• _Stated exercise_: Copy the records below word for word, leaving out the pictures.

• _Extracted entries_:
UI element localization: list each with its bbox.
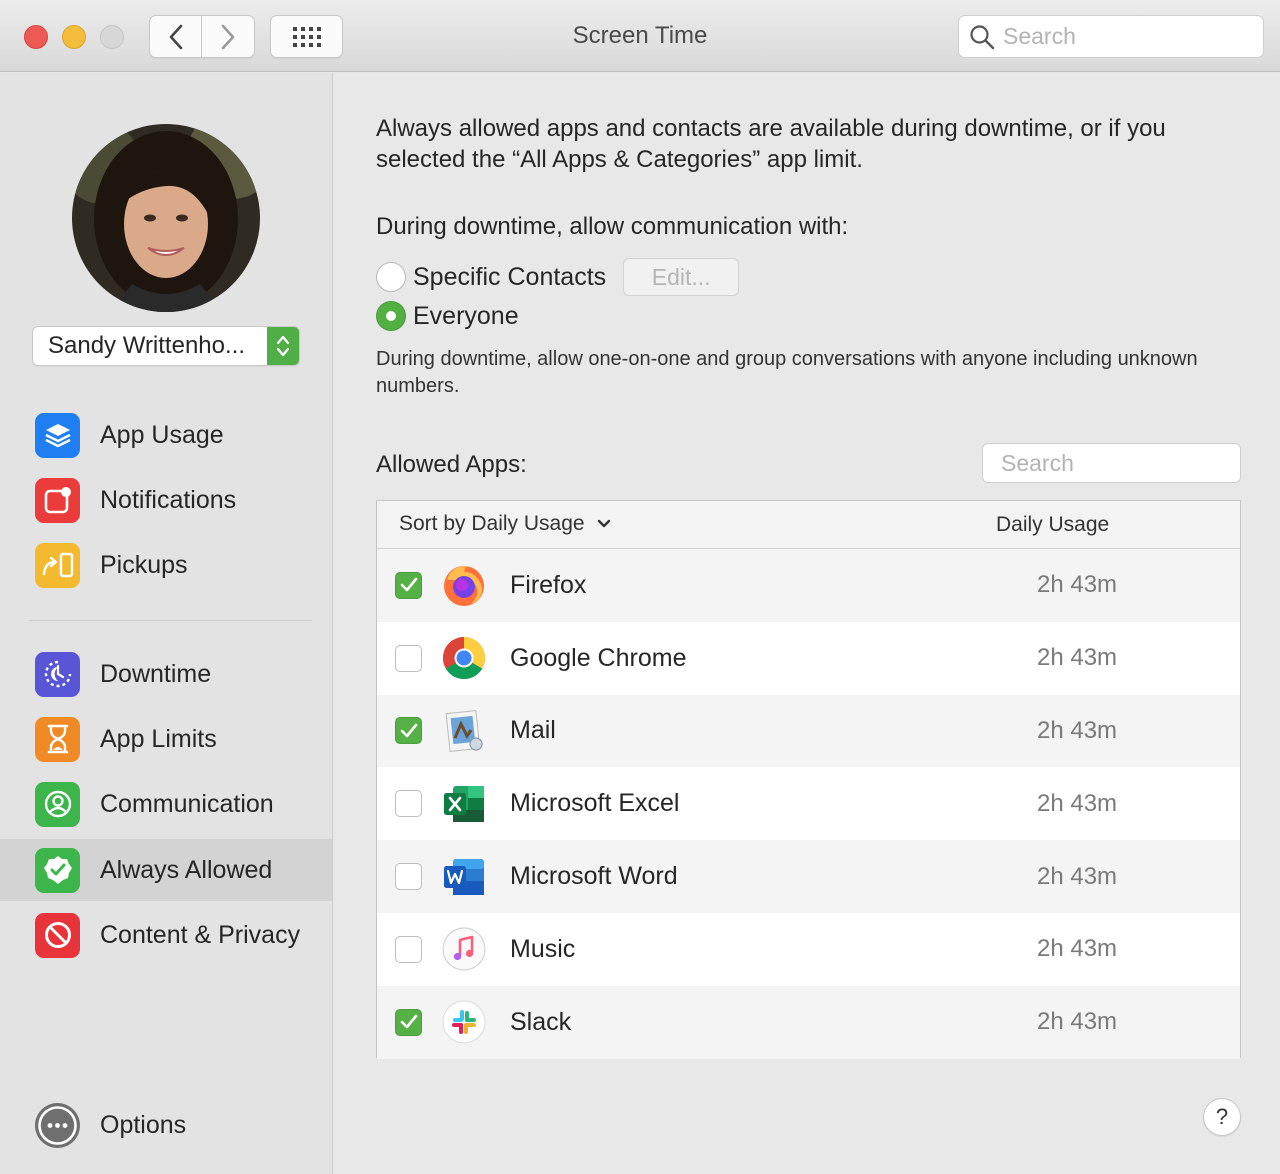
sidebar-item-label: Communication — [100, 789, 274, 818]
sidebar-item-communication[interactable]: Communication — [0, 773, 332, 835]
app-checkbox[interactable] — [395, 790, 422, 818]
intro-text: Always allowed apps and contacts are ava… — [376, 115, 1166, 173]
user-name: Sandy Writtenho... — [48, 332, 245, 359]
radio-label: Everyone — [413, 301, 519, 330]
title-bar: Screen Time — [0, 0, 1280, 72]
sidebar-item-app-usage[interactable]: App Usage — [0, 404, 332, 466]
app-usage: 2h 43m — [1037, 935, 1118, 963]
sidebar-item-label: App Usage — [100, 420, 224, 449]
table-row[interactable]: Slack 2h 43m — [377, 985, 1240, 1059]
apps-search-input[interactable] — [1001, 449, 1241, 477]
app-usage: 2h 43m — [1037, 716, 1118, 744]
radio-button[interactable] — [376, 262, 406, 292]
allowed-apps-label: Allowed Apps: — [376, 451, 527, 478]
sort-menu-button[interactable]: Sort by Daily Usage — [399, 512, 611, 536]
sort-label: Sort by Daily Usage — [399, 512, 585, 535]
app-checkbox[interactable] — [395, 571, 422, 599]
sidebar-item-label: App Limits — [100, 724, 217, 753]
prohibited-icon — [35, 912, 80, 958]
sidebar-item-downtime[interactable]: Downtime — [0, 643, 332, 705]
word-icon — [444, 858, 484, 895]
sidebar-item-pickups[interactable]: Pickups — [0, 534, 332, 596]
app-checkbox[interactable] — [395, 935, 422, 963]
hourglass-icon — [35, 716, 80, 762]
app-checkbox[interactable] — [395, 644, 422, 672]
column-header-daily-usage[interactable]: Daily Usage — [996, 513, 1109, 537]
sidebar-item-options[interactable]: Options — [0, 1094, 332, 1156]
sidebar-item-label: Notifications — [100, 485, 237, 514]
music-icon — [442, 927, 486, 971]
radio-button[interactable] — [376, 301, 406, 331]
sidebar-item-always-allowed[interactable]: Always Allowed — [0, 839, 332, 901]
app-name: Google Chrome — [510, 643, 687, 672]
apps-search[interactable] — [982, 443, 1241, 483]
allowed-apps-table: Sort by Daily Usage Daily Usage Firefox … — [376, 500, 1241, 1059]
table-body: Firefox 2h 43m Google Chrome 2h 43m Mail… — [377, 549, 1240, 1059]
app-name: Mail — [510, 716, 556, 745]
notification-badge-icon — [35, 477, 80, 523]
sidebar-item-notifications[interactable]: Notifications — [0, 469, 332, 531]
app-name: Microsoft Excel — [510, 789, 680, 818]
table-row[interactable]: Music 2h 43m — [377, 913, 1240, 986]
app-usage: 2h 43m — [1037, 789, 1118, 817]
up-down-chevron-icon — [276, 335, 290, 357]
table-row[interactable]: Firefox 2h 43m — [377, 549, 1240, 622]
app-name: Firefox — [510, 570, 587, 599]
layers-icon — [35, 412, 80, 458]
pickup-icon — [35, 542, 80, 588]
app-name: Microsoft Word — [510, 862, 678, 891]
table-header: Sort by Daily Usage Daily Usage — [377, 501, 1240, 549]
checkmark-seal-icon — [35, 847, 80, 893]
app-usage: 2h 43m — [1037, 644, 1118, 672]
sidebar-item-label: Pickups — [100, 550, 188, 579]
app-checkbox[interactable] — [395, 717, 422, 745]
app-checkbox[interactable] — [395, 1008, 422, 1036]
app-usage: 2h 43m — [1037, 571, 1118, 599]
user-select-stepper[interactable] — [267, 327, 299, 365]
app-name: Music — [510, 934, 576, 963]
downtime-help-text: During downtime, allow one-on-one and gr… — [376, 348, 1198, 397]
radio-label: Specific Contacts — [413, 262, 607, 291]
preferences-search-input[interactable] — [1003, 23, 1243, 50]
slack-icon — [442, 1000, 486, 1044]
app-usage: 2h 43m — [1037, 862, 1118, 890]
chrome-icon — [442, 637, 486, 680]
person-circle-icon — [35, 781, 80, 827]
user-select[interactable]: Sandy Writtenho... — [32, 326, 300, 366]
downtime-communication-label: During downtime, allow communication wit… — [376, 213, 849, 240]
downtime-icon — [35, 651, 80, 697]
search-icon — [970, 24, 995, 49]
sidebar-item-label: Content & Privacy — [100, 920, 301, 949]
sidebar-divider — [29, 620, 312, 621]
app-name: Slack — [510, 1007, 572, 1036]
preferences-search[interactable] — [958, 15, 1264, 58]
sidebar-item-label: Downtime — [100, 659, 212, 688]
help-button[interactable]: ? — [1203, 1098, 1241, 1136]
app-usage: 2h 43m — [1037, 1008, 1118, 1036]
sidebar-item-label: Always Allowed — [100, 855, 273, 884]
ellipsis-circle-icon — [35, 1102, 80, 1148]
user-avatar — [72, 124, 260, 312]
table-row[interactable]: Google Chrome 2h 43m — [377, 622, 1240, 695]
edit-contacts-button[interactable]: Edit... — [623, 258, 740, 296]
table-row[interactable]: Mail 2h 43m — [377, 694, 1240, 768]
radio-specific-contacts[interactable]: Specific Contacts Edit... — [376, 258, 740, 296]
app-checkbox[interactable] — [395, 863, 422, 891]
mail-icon — [445, 709, 483, 752]
radio-everyone[interactable]: Everyone — [376, 301, 519, 331]
sidebar: Sandy Writtenho... App Usage Notificatio… — [0, 73, 333, 1174]
table-row[interactable]: Microsoft Excel 2h 43m — [377, 767, 1240, 840]
chevron-down-icon — [597, 519, 610, 528]
table-row[interactable]: Microsoft Word 2h 43m — [377, 840, 1240, 913]
sidebar-item-content-privacy[interactable]: Content & Privacy — [0, 904, 332, 966]
sidebar-item-app-limits[interactable]: App Limits — [0, 708, 332, 770]
main-panel: Always allowed apps and contacts are ava… — [334, 73, 1280, 1174]
sidebar-item-label: Options — [100, 1110, 187, 1139]
excel-icon — [444, 785, 484, 822]
firefox-icon — [444, 566, 484, 607]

• _The output_:
UI element localization: list each with its bbox.
sidebar-item-label: Communication — [100, 789, 274, 818]
sidebar-item-communication[interactable]: Communication — [0, 773, 332, 835]
app-checkbox[interactable] — [395, 790, 422, 818]
intro-text: Always allowed apps and contacts are ava… — [376, 115, 1166, 173]
user-name: Sandy Writtenho... — [48, 332, 245, 359]
radio-label: Everyone — [413, 301, 519, 330]
title-bar: Screen Time — [0, 0, 1280, 72]
sidebar-item-app-usage[interactable]: App Usage — [0, 404, 332, 466]
app-usage: 2h 43m — [1037, 935, 1118, 963]
sidebar-item-label: App Usage — [100, 420, 224, 449]
table-row[interactable]: Slack 2h 43m — [377, 985, 1240, 1059]
apps-search-input[interactable] — [1001, 449, 1241, 477]
app-usage: 2h 43m — [1037, 716, 1118, 744]
radio-button[interactable] — [376, 262, 406, 292]
allowed-apps-label: Allowed Apps: — [376, 451, 527, 478]
sort-menu-button[interactable]: Sort by Daily Usage — [399, 512, 611, 536]
sort-label: Sort by Daily Usage — [399, 512, 585, 535]
app-checkbox[interactable] — [395, 571, 422, 599]
sidebar-item-label: App Limits — [100, 724, 217, 753]
prohibited-icon — [35, 912, 80, 958]
sidebar-item-downtime[interactable]: Downtime — [0, 643, 332, 705]
word-icon — [444, 858, 484, 895]
sidebar-item-pickups[interactable]: Pickups — [0, 534, 332, 596]
app-checkbox[interactable] — [395, 935, 422, 963]
hourglass-icon — [35, 716, 80, 762]
app-checkbox[interactable] — [395, 644, 422, 672]
column-header-daily-usage[interactable]: Daily Usage — [996, 513, 1109, 537]
sidebar-item-options[interactable]: Options — [0, 1094, 332, 1156]
sidebar-item-label: Notifications — [100, 485, 237, 514]
music-icon — [442, 927, 486, 971]
radio-button[interactable] — [376, 301, 406, 331]
sidebar-item-always-allowed[interactable]: Always Allowed — [0, 839, 332, 901]
app-name: Google Chrome — [510, 643, 687, 672]
apps-search[interactable] — [982, 443, 1241, 483]
allowed-apps-table: Sort by Daily Usage Daily Usage Firefox … — [376, 500, 1241, 1059]
table-body: Firefox 2h 43m Google Chrome 2h 43m Mail… — [377, 549, 1240, 1059]
app-name: Mail — [510, 716, 556, 745]
notification-badge-icon — [35, 477, 80, 523]
sidebar-item-notifications[interactable]: Notifications — [0, 469, 332, 531]
app-name: Microsoft Excel — [510, 789, 680, 818]
table-row[interactable]: Music 2h 43m — [377, 913, 1240, 986]
app-usage: 2h 43m — [1037, 789, 1118, 817]
up-down-chevron-icon — [276, 335, 290, 357]
table-row[interactable]: Firefox 2h 43m — [377, 549, 1240, 622]
app-name: Firefox — [510, 570, 587, 599]
layers-icon — [35, 412, 80, 458]
pickup-icon — [35, 542, 80, 588]
app-name: Microsoft Word — [510, 862, 678, 891]
table-header: Sort by Daily Usage Daily Usage — [377, 501, 1240, 549]
checkmark-seal-icon — [35, 847, 80, 893]
app-usage: 2h 43m — [1037, 644, 1118, 672]
sidebar-item-label: Pickups — [100, 550, 188, 579]
app-checkbox[interactable] — [395, 717, 422, 745]
app-checkbox[interactable] — [395, 1008, 422, 1036]
app-usage: 2h 43m — [1037, 571, 1118, 599]
user-select-stepper[interactable] — [267, 327, 299, 365]
app-name: Music — [510, 934, 576, 963]
downtime-help-text: During downtime, allow one-on-one and gr… — [376, 348, 1198, 397]
radio-label: Specific Contacts — [413, 262, 607, 291]
preferences-search-input[interactable] — [1003, 23, 1243, 50]
slack-icon — [442, 1000, 486, 1044]
app-usage: 2h 43m — [1037, 862, 1118, 890]
chrome-icon — [442, 637, 486, 680]
person-circle-icon — [35, 781, 80, 827]
user-select[interactable]: Sandy Writtenho... — [32, 326, 300, 366]
downtime-communication-label: During downtime, allow communication wit… — [376, 213, 849, 240]
downtime-icon — [35, 651, 80, 697]
search-icon — [970, 24, 995, 49]
sidebar-item-label: Content & Privacy — [100, 920, 301, 949]
sidebar-divider — [29, 620, 312, 621]
app-name: Slack — [510, 1007, 572, 1036]
preferences-search[interactable] — [958, 15, 1264, 58]
sidebar-item-label: Downtime — [100, 659, 212, 688]
help-button[interactable]: ? — [1203, 1098, 1241, 1136]
app-usage: 2h 43m — [1037, 1008, 1118, 1036]
sidebar-item-label: Always Allowed — [100, 855, 273, 884]
ellipsis-circle-icon — [35, 1102, 80, 1148]
user-avatar — [72, 124, 260, 312]
table-row[interactable]: Google Chrome 2h 43m — [377, 622, 1240, 695]
edit-contacts-button[interactable]: Edit... — [623, 258, 740, 296]
table-row[interactable]: Mail 2h 43m — [377, 694, 1240, 768]
radio-specific-contacts[interactable]: Specific Contacts Edit... — [376, 258, 740, 296]
app-checkbox[interactable] — [395, 863, 422, 891]
mail-icon — [445, 709, 483, 752]
radio-everyone[interactable]: Everyone — [376, 301, 519, 331]
sidebar: Sandy Writtenho... App Usage Notificatio… — [0, 73, 333, 1174]
table-row[interactable]: Microsoft Excel 2h 43m — [377, 767, 1240, 840]
chevron-down-icon — [597, 519, 610, 528]
table-row[interactable]: Microsoft Word 2h 43m — [377, 840, 1240, 913]
sidebar-item-content-privacy[interactable]: Content & Privacy — [0, 904, 332, 966]
sidebar-item-app-limits[interactable]: App Limits — [0, 708, 332, 770]
main-panel: Always allowed apps and contacts are ava… — [334, 73, 1280, 1174]
sidebar-item-label: Options — [100, 1110, 187, 1139]
excel-icon — [444, 785, 484, 822]
firefox-icon — [444, 566, 484, 607]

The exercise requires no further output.